Requirements
Write out the listing exactly as it is given.

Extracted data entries

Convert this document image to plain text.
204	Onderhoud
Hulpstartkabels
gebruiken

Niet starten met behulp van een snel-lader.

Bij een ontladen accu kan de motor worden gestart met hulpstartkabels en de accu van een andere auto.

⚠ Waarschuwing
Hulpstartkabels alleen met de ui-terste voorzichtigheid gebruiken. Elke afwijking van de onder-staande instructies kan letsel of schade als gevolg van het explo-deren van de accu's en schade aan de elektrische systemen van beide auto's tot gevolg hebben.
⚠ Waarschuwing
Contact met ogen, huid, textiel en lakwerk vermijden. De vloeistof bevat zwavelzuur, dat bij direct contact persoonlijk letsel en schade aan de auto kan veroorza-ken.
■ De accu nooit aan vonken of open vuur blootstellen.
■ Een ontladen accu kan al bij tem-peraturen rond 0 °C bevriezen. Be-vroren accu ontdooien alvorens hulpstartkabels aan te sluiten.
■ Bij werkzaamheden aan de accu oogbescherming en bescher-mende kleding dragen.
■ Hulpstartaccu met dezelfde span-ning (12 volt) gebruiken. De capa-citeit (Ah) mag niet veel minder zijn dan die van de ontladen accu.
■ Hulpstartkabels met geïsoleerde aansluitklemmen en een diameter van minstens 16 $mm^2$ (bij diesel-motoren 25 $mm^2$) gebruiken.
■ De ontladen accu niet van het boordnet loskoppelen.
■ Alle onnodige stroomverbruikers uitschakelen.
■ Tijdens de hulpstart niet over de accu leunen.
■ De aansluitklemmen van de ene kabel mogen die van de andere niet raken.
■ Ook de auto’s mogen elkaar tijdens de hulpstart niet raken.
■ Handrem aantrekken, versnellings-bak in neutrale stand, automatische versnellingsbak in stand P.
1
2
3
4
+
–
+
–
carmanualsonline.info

Task answer
Convert this document image to plain text.
204	Onderhoud
Hulpstartkabels
gebruiken

Niet starten met behulp van een snel-lader.

Bij een ontladen accu kan de motor worden gestart met hulpstartkabels en de accu van een andere auto.

⚠ Waarschuwing
Hulpstartkabels alleen met de ui-terste voorzichtigheid gebruiken. Elke afwijking van de onder-staande instructies kan letsel of schade als gevolg van het explo-deren van de accu's en schade aan de elektrische systemen van beide auto's tot gevolg hebben.
⚠ Waarschuwing
Contact met ogen, huid, textiel en lakwerk vermijden. De vloeistof bevat zwavelzuur, dat bij direct contact persoonlijk letsel en schade aan de auto kan veroorza-ken.
■ De accu nooit aan vonken of open vuur blootstellen.
■ Een ontladen accu kan al bij tem-peraturen rond 0 °C bevriezen. Be-vroren accu ontdooien alvorens hulpstartkabels aan te sluiten.
■ Bij werkzaamheden aan de accu oogbescherming en bescher-mende kleding dragen.
■ Hulpstartaccu met dezelfde span-ning (12 volt) gebruiken. De capa-citeit (Ah) mag niet veel minder zijn dan die van de ontladen accu.
■ Hulpstartkabels met geïsoleerde aansluitklemmen en een diameter van minstens 16 $mm^2$ (bij diesel-motoren 25 $mm^2$) gebruiken.
■ De ontladen accu niet van het boordnet loskoppelen.
■ Alle onnodige stroomverbruikers uitschakelen.
■ Tijdens de hulpstart niet over de accu leunen.
■ De aansluitklemmen van de ene kabel mogen die van de andere niet raken.
■ Ook de auto’s mogen elkaar tijdens de hulpstart niet raken.
■ Handrem aantrekken, versnellings-bak in neutrale stand, automatische versnellingsbak in stand P.
1
2
3
4
+
–
+
–
carmanualsonline.info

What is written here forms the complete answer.